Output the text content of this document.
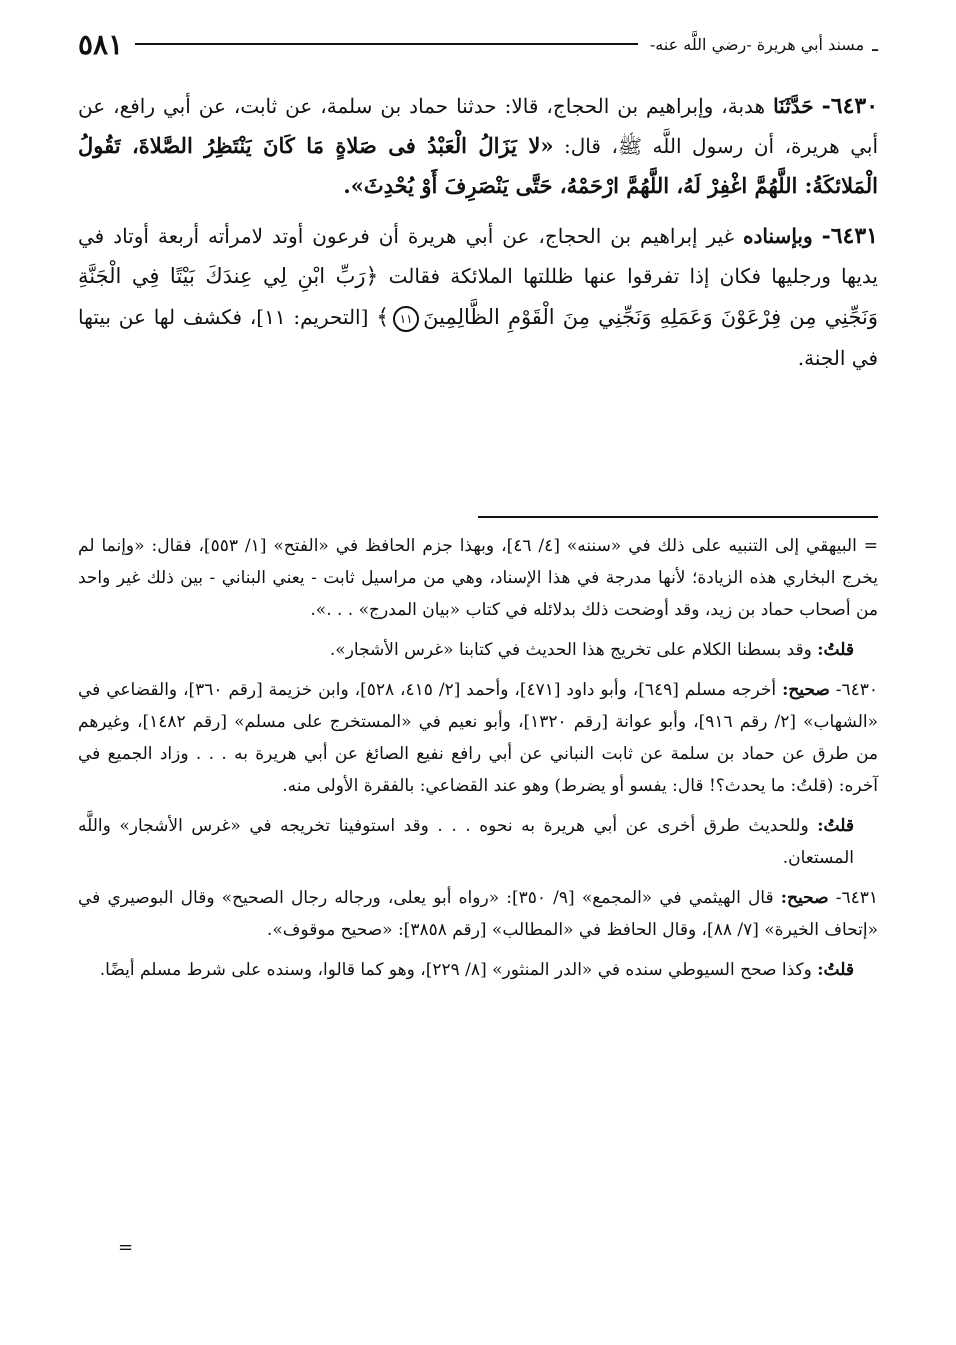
ـ
مسند أبي هريرة -رضي اللَّه عنه-
٥٨١

٦٤٣٠- حَدَّثَنَا هدبة، وإبراهيم بن الحجاج، قالا: حدثنا حماد بن سلمة، عن ثابت، عن أبي رافع، عن أبي هريرة، أن رسول اللَّه ﷺ، قال: «لا يَزَالُ الْعَبْدُ فى صَلاةٍ مَا كَانَ يَنْتَظِرُ الصَّلاةَ، تَقُولُ الْمَلائكَةُ: اللَّهُمَّ اغْفِرْ لَهُ، اللَّهُمَّ ارْحَمْهُ، حَتَّى يَنْصَرِفَ أَوْ يُحْدِثَ».

٦٤٣١- وبإسناده غير إبراهيم بن الحجاج، عن أبي هريرة أن فرعون أوتد لامرأته أربعة أوتاد في يديها ورجليها فكان إذا تفرقوا عنها ظللتها الملائكة فقالت ﴿رَبِّ ابْنِ لِي عِندَكَ بَيْتًا فِي الْجَنَّةِ وَنَجِّنِي مِن فِرْعَوْنَ وَعَمَلِهِ وَنَجِّنِي مِنَ الْقَوْمِ الظَّالِمِينَ١١﴾ [التحريم: ١١]، فكشف لها عن بيتها في الجنة.

= البيهقي إلى التنبيه على ذلك في «سننه» [٤/ ٤٦]، وبهذا جزم الحافظ في «الفتح» [١/ ٥٥٣]، فقال: «وإنما لم يخرج البخاري هذه الزيادة؛ لأنها مدرجة في هذا الإسناد، وهي من مراسيل ثابت - يعني البناني - بين ذلك غير واحد من أصحاب حماد بن زيد، وقد أوضحت ذلك بدلائله في كتاب «بيان المدرج» . . .».

قلتُ: وقد بسطنا الكلام على تخريج هذا الحديث في كتابنا «غرس الأشجار».

٦٤٣٠- صحيح: أخرجه مسلم [٦٤٩]، وأبو داود [٤٧١]، وأحمد [٢/ ٤١٥، ٥٢٨]، وابن خزيمة [رقم ٣٦٠]، والقضاعي في «الشهاب» [٢/ رقم ٩١٦]، وأبو عوانة [رقم ١٣٢٠]، وأبو نعيم في «المستخرج على مسلم» [رقم ١٤٨٢]، وغيرهم من طرق عن حماد بن سلمة عن ثابت النباني عن أبي رافع نفيع الصائغ عن أبي هريرة به . . . وزاد الجميع في آخره: (قلتُ: ما يحدث؟! قال: يفسو أو يضرط) وهو عند القضاعي: بالفقرة الأولى منه.

قلتُ: وللحديث طرق أخرى عن أبي هريرة به نحوه . . . وقد استوفينا تخريجه في «غرس الأشجار» واللَّه المستعان.

٦٤٣١- صحيح: قال الهيثمي في «المجمع» [٩/ ٣٥٠]: «رواه أبو يعلى، ورجاله رجال الصحيح» وقال البوصيري في «إتحاف الخيرة» [٧/ ٨٨]، وقال الحافظ في «المطالب» [رقم ٣٨٥٨]: «صحيح موقوف».

قلتُ: وكذا صحح السيوطي سنده في «الدر المنثور» [٨/ ٢٢٩]، وهو كما قالوا، وسنده على شرط مسلم أيضًا.

=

-- -- --

[Brief]
Write the records out once more, exactly as they appear, with no pictures.

[Answer below]
Output the text content of this document.
ـ
مسند أبي هريرة -رضي اللَّه عنه-
٥٨١

٦٤٣٠- حَدَّثَنَا هدبة، وإبراهيم بن الحجاج، قالا: حدثنا حماد بن سلمة، عن ثابت، عن أبي رافع، عن أبي هريرة، أن رسول اللَّه ﷺ، قال: «لا يَزَالُ الْعَبْدُ فى صَلاةٍ مَا كَانَ يَنْتَظِرُ الصَّلاةَ، تَقُولُ الْمَلائكَةُ: اللَّهُمَّ اغْفِرْ لَهُ، اللَّهُمَّ ارْحَمْهُ، حَتَّى يَنْصَرِفَ أَوْ يُحْدِثَ».

٦٤٣١- وبإسناده غير إبراهيم بن الحجاج، عن أبي هريرة أن فرعون أوتد لامرأته أربعة أوتاد في يديها ورجليها فكان إذا تفرقوا عنها ظللتها الملائكة فقالت ﴿رَبِّ ابْنِ لِي عِندَكَ بَيْتًا فِي الْجَنَّةِ وَنَجِّنِي مِن فِرْعَوْنَ وَعَمَلِهِ وَنَجِّنِي مِنَ الْقَوْمِ الظَّالِمِينَ١١﴾ [التحريم: ١١]، فكشف لها عن بيتها في الجنة.

= البيهقي إلى التنبيه على ذلك في «سننه» [٤/ ٤٦]، وبهذا جزم الحافظ في «الفتح» [١/ ٥٥٣]، فقال: «وإنما لم يخرج البخاري هذه الزيادة؛ لأنها مدرجة في هذا الإسناد، وهي من مراسيل ثابت - يعني البناني - بين ذلك غير واحد من أصحاب حماد بن زيد، وقد أوضحت ذلك بدلائله في كتاب «بيان المدرج» . . .».

قلتُ: وقد بسطنا الكلام على تخريج هذا الحديث في كتابنا «غرس الأشجار».

٦٤٣٠- صحيح: أخرجه مسلم [٦٤٩]، وأبو داود [٤٧١]، وأحمد [٢/ ٤١٥، ٥٢٨]، وابن خزيمة [رقم ٣٦٠]، والقضاعي في «الشهاب» [٢/ رقم ٩١٦]، وأبو عوانة [رقم ١٣٢٠]، وأبو نعيم في «المستخرج على مسلم» [رقم ١٤٨٢]، وغيرهم من طرق عن حماد بن سلمة عن ثابت النباني عن أبي رافع نفيع الصائغ عن أبي هريرة به . . . وزاد الجميع في آخره: (قلتُ: ما يحدث؟! قال: يفسو أو يضرط) وهو عند القضاعي: بالفقرة الأولى منه.

قلتُ: وللحديث طرق أخرى عن أبي هريرة به نحوه . . . وقد استوفينا تخريجه في «غرس الأشجار» واللَّه المستعان.

٦٤٣١- صحيح: قال الهيثمي في «المجمع» [٩/ ٣٥٠]: «رواه أبو يعلى، ورجاله رجال الصحيح» وقال البوصيري في «إتحاف الخيرة» [٧/ ٨٨]، وقال الحافظ في «المطالب» [رقم ٣٨٥٨]: «صحيح موقوف».

قلتُ: وكذا صحح السيوطي سنده في «الدر المنثور» [٨/ ٢٢٩]، وهو كما قالوا، وسنده على شرط مسلم أيضًا.

=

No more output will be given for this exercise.